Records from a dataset

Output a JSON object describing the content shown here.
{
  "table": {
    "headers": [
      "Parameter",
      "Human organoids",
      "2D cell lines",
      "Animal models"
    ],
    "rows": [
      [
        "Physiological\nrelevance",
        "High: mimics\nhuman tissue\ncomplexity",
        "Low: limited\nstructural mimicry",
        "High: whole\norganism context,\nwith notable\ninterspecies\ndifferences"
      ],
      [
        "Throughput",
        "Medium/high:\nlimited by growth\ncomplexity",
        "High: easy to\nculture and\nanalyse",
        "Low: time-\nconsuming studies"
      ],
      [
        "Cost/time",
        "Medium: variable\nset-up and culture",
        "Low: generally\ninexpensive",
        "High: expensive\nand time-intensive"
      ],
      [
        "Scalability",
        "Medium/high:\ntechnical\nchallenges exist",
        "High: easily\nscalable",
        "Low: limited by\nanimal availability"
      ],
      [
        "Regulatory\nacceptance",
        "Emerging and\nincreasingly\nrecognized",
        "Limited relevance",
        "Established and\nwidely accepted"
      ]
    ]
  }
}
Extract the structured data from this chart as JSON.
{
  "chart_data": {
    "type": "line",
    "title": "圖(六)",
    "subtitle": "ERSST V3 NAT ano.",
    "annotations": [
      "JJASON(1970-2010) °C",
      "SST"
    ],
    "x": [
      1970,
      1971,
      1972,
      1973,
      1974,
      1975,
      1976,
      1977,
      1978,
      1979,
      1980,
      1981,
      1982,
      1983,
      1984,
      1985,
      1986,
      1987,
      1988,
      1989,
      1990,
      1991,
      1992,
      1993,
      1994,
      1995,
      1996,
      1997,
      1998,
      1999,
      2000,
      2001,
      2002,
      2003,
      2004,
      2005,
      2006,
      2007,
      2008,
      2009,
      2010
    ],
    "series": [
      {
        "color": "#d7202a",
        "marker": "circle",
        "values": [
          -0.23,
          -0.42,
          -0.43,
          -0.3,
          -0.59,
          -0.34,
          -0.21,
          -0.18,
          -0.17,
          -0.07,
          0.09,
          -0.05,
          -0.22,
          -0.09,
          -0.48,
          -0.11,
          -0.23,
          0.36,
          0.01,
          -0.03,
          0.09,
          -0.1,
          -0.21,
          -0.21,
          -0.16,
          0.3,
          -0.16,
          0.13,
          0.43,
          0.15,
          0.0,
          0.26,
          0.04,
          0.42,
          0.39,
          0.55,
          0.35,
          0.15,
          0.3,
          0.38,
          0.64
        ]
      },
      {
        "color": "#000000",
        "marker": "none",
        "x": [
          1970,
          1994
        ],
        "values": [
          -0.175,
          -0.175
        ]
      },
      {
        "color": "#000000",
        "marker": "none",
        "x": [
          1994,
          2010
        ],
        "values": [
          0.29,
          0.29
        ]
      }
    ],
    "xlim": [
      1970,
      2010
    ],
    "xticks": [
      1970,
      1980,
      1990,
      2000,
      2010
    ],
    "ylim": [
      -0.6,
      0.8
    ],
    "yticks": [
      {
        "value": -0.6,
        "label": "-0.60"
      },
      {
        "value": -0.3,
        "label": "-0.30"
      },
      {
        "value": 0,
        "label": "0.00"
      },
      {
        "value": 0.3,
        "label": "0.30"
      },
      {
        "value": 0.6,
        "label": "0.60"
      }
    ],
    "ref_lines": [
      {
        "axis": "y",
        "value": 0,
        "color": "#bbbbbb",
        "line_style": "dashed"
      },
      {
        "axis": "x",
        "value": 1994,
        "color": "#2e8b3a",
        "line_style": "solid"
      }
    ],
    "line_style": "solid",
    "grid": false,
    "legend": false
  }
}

◆ **Given problem**: Your task is to repeat the data exactly; please include every line.

◆ **Exercise solution**:
Output a JSON object describing the content shown here.
{
  "table": {
    "headers": [
      "Parameter",
      "Human organoids",
      "2D cell lines",
      "Animal models"
    ],
    "rows": [
      [
        "Physiological\nrelevance",
        "High: mimics\nhuman tissue\ncomplexity",
        "Low: limited\nstructural mimicry",
        "High: whole\norganism context,\nwith notable\ninterspecies\ndifferences"
      ],
      [
        "Throughput",
        "Medium/high:\nlimited by growth\ncomplexity",
        "High: easy to\nculture and\nanalyse",
        "Low: time-\nconsuming studies"
      ],
      [
        "Cost/time",
        "Medium: variable\nset-up and culture",
        "Low: generally\ninexpensive",
        "High: expensive\nand time-intensive"
      ],
      [
        "Scalability",
        "Medium/high:\ntechnical\nchallenges exist",
        "High: easily\nscalable",
        "Low: limited by\nanimal availability"
      ],
      [
        "Regulatory\nacceptance",
        "Emerging and\nincreasingly\nrecognized",
        "Limited relevance",
        "Established and\nwidely accepted"
      ]
    ]
  }
}
Extract the structured data from this chart as JSON.
{
  "chart_data": {
    "type": "line",
    "title": "圖(六)",
    "subtitle": "ERSST V3 NAT ano.",
    "annotations": [
      "JJASON(1970-2010) °C",
      "SST"
    ],
    "x": [
      1970,
      1971,
      1972,
      1973,
      1974,
      1975,
      1976,
      1977,
      1978,
      1979,
      1980,
      1981,
      1982,
      1983,
      1984,
      1985,
      1986,
      1987,
      1988,
      1989,
      1990,
      1991,
      1992,
      1993,
      1994,
      1995,
      1996,
      1997,
      1998,
      1999,
      2000,
      2001,
      2002,
      2003,
      2004,
      2005,
      2006,
      2007,
      2008,
      2009,
      2010
    ],
    "series": [
      {
        "color": "#d7202a",
        "marker": "circle",
        "values": [
          -0.23,
          -0.42,
          -0.43,
          -0.3,
          -0.59,
          -0.34,
          -0.21,
          -0.18,
          -0.17,
          -0.07,
          0.09,
          -0.05,
          -0.22,
          -0.09,
          -0.48,
          -0.11,
          -0.23,
          0.36,
          0.01,
          -0.03,
          0.09,
          -0.1,
          -0.21,
          -0.21,
          -0.16,
          0.3,
          -0.16,
          0.13,
          0.43,
          0.15,
          0.0,
          0.26,
          0.04,
          0.42,
          0.39,
          0.55,
          0.35,
          0.15,
          0.3,
          0.38,
          0.64
        ]
      },
      {
        "color": "#000000",
        "marker": "none",
        "x": [
          1970,
          1994
        ],
        "values": [
          -0.175,
          -0.175
        ]
      },
      {
        "color": "#000000",
        "marker": "none",
        "x": [
          1994,
          2010
        ],
        "values": [
          0.29,
          0.29
        ]
      }
    ],
    "xlim": [
      1970,
      2010
    ],
    "xticks": [
      1970,
      1980,
      1990,
      2000,
      2010
    ],
    "ylim": [
      -0.6,
      0.8
    ],
    "yticks": [
      {
        "value": -0.6,
        "label": "-0.60"
      },
      {
        "value": -0.3,
        "label": "-0.30"
      },
      {
        "value": 0,
        "label": "0.00"
      },
      {
        "value": 0.3,
        "label": "0.30"
      },
      {
        "value": 0.6,
        "label": "0.60"
      }
    ],
    "ref_lines": [
      {
        "axis": "y",
        "value": 0,
        "color": "#bbbbbb",
        "line_style": "dashed"
      },
      {
        "axis": "x",
        "value": 1994,
        "color": "#2e8b3a",
        "line_style": "solid"
      }
    ],
    "line_style": "solid",
    "grid": false,
    "legend": false
  }
}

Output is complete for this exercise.